EXTRACTED TEXT:
Content starts

Creating such custom compute architectures involves both hardware and software customization, thereby: Yocto. Though complicated, Yocto in combination with hardware acceleration helps deliver high performance production-grade robotic systems.

Bringing ROS 2 Humble support for Yocto is being contributed at ros/meta-ros#1003. The recipes have been validated with various popular SBCs. Instructions on how to reproduce in the links below. If you find any issues, report it and contribute back.

Image Board Description
AMD KR260 AMD KR260 The Kria™ KR260 Robotics Starter Kit is a Kria SOM-based development platform for robotics and factory automation applications. With native ROS 2 Humble support, it enables roboticists with a ROS 2-centric dev. flow.
AMD KV260 AMD KV260 The Kria™ KV260 starter kit is a development platform for the K26, the first adaptive Single Board Computer. KV260 offers a compact board for edge vision and robotics applications.
AMD ZCU102 AMD ZCU102 The ZCU102 Evaluation Kit enables designers to jumpstart designs for automotive, industrial, video, and communications applications. This kit features a Zynq® UltraScale+™ MPSoC with a quad-core Arm® Cortex®-A53, dual-core Cortex-R5F real-time processors, and a Mali™-400 MP2 graphics processing unit.

Content ends

INFORMATION SUPPLIED:
Content starts

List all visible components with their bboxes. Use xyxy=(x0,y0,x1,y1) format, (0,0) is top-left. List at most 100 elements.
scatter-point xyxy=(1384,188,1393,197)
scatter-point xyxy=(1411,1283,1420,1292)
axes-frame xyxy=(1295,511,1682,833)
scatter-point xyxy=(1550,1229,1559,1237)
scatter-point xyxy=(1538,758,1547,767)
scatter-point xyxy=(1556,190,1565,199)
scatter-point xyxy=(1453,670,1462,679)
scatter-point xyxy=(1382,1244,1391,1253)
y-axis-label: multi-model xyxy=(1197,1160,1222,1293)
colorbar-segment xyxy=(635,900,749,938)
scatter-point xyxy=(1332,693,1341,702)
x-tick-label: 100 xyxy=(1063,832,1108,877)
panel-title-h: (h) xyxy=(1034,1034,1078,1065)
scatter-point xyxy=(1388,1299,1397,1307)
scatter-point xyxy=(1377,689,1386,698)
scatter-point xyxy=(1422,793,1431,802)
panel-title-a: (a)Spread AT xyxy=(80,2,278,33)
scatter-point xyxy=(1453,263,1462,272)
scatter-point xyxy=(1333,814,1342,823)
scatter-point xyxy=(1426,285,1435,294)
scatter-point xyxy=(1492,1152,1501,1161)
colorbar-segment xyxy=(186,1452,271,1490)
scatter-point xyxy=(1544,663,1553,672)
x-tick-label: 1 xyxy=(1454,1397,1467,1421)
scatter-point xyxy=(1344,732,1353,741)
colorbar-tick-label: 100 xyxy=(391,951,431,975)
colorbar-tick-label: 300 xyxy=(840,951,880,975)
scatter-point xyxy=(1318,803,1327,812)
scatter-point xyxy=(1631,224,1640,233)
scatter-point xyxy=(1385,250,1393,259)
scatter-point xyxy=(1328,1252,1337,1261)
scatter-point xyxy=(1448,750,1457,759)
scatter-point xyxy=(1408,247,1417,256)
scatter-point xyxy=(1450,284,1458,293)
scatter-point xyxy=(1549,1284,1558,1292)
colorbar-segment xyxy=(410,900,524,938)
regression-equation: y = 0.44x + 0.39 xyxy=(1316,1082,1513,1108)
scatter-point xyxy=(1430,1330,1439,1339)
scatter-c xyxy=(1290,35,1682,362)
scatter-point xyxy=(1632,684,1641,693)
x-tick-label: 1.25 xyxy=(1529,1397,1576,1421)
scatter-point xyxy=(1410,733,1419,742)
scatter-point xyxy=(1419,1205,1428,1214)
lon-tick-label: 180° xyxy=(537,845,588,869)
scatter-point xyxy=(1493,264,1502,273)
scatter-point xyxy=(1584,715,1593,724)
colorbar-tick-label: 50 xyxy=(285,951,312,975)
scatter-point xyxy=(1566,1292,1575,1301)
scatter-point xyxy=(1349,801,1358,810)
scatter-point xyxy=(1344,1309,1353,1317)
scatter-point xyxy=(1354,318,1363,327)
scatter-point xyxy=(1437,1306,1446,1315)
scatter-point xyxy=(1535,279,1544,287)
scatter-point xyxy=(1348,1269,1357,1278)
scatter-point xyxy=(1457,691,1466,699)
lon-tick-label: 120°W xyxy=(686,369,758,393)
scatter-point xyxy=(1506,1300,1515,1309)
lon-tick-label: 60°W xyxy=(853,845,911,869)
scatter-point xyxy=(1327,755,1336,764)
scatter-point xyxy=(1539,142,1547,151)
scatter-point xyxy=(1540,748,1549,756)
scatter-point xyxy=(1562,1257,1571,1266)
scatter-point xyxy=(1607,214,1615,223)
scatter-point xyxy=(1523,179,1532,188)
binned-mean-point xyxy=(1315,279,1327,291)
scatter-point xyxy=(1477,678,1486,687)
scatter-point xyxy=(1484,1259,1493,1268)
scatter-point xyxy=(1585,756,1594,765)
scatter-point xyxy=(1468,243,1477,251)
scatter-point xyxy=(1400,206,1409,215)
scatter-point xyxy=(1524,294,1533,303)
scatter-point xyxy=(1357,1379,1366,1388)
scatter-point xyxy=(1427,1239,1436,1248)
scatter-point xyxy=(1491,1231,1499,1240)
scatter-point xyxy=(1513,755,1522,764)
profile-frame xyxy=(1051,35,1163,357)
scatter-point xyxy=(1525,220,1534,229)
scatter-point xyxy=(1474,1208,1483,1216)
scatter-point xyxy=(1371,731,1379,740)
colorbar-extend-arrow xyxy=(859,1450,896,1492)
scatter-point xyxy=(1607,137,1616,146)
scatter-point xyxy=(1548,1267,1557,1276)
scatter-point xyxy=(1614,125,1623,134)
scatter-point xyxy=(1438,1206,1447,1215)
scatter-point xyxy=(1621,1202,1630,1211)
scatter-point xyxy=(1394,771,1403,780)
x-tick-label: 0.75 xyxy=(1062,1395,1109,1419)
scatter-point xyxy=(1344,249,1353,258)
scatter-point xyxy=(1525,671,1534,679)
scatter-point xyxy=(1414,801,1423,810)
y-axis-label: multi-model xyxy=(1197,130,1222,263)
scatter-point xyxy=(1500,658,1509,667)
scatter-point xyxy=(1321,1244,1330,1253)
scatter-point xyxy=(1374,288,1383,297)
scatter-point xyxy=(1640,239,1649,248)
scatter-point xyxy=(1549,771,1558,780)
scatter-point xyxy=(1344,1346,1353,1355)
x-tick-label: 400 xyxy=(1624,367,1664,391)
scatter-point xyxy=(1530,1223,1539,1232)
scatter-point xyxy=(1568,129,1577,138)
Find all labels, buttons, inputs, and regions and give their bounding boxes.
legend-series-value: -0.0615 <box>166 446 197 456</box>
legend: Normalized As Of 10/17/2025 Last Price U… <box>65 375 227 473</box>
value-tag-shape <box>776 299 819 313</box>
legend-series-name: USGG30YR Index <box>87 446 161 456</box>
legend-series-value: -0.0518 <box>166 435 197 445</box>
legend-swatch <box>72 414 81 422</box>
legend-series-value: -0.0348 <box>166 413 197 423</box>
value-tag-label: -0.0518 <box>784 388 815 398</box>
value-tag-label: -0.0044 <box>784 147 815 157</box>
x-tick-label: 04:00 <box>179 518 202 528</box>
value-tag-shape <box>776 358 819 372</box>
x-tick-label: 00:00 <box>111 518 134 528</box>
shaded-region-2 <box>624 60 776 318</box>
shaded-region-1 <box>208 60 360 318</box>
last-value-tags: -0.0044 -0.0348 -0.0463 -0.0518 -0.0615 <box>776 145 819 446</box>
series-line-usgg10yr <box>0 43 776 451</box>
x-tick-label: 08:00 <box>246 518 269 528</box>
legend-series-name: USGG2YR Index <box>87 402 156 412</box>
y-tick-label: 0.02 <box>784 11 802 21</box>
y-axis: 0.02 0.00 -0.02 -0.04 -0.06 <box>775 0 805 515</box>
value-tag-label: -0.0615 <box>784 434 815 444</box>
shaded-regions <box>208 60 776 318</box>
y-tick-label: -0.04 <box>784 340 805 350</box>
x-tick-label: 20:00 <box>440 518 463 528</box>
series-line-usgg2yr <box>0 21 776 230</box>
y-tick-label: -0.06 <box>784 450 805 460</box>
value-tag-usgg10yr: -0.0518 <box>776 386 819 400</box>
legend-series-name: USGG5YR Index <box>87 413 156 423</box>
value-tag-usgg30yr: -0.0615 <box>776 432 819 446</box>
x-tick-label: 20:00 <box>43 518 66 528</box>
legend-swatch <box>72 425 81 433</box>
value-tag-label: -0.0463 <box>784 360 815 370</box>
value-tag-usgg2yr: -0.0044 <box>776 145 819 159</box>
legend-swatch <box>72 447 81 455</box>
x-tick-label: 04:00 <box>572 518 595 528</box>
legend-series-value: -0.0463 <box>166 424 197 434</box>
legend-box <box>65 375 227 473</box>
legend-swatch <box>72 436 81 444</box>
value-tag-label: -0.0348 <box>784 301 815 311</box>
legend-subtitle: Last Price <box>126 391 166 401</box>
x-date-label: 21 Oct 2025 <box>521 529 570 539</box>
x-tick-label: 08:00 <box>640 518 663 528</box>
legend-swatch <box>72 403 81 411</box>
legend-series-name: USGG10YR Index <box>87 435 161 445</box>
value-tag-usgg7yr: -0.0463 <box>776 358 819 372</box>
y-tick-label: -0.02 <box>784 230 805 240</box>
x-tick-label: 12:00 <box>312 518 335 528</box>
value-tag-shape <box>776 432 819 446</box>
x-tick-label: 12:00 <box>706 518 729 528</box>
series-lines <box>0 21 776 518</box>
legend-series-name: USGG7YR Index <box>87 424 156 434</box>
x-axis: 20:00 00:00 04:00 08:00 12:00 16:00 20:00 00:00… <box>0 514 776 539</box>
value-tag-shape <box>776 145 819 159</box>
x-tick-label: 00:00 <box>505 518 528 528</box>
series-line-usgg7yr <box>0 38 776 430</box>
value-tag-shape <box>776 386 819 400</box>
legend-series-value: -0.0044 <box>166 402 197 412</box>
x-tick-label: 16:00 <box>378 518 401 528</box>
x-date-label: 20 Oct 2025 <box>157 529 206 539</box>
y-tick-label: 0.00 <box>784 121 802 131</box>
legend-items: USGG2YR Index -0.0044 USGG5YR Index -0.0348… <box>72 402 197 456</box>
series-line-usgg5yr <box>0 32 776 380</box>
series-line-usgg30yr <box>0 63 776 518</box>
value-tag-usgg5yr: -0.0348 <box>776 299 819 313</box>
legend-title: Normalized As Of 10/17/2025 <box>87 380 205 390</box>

Content ends

REQUIRED WORK:
**a)** In the text on ROS 2 Humble support for Yocto, where is that support being contributed?
**b)** For each statement, say whether it agrees with the text on ROS 2 Humble support for Yocto, and quote the deciding words.
(i) The recipes have been validated with various popular SBCs.
(ii) The KV260 starter kit is a development platform for the K26.
(iii) The KR260 Robotics Starter Kit is aimed at medical imaging applications.
The material comes from a source separate from the text.

SOLUTIONS BY TASK:
**a)** At ros/meta-ros#1003.

**b)**
(i) Yes: "The recipes have been validated with various popular SBCs."
(ii) Yes: "The Kria™ KV260 starter kit is a development platform for the K26"
(iii) No: "a Kria SOM-based development platform for robotics and factory automation applications"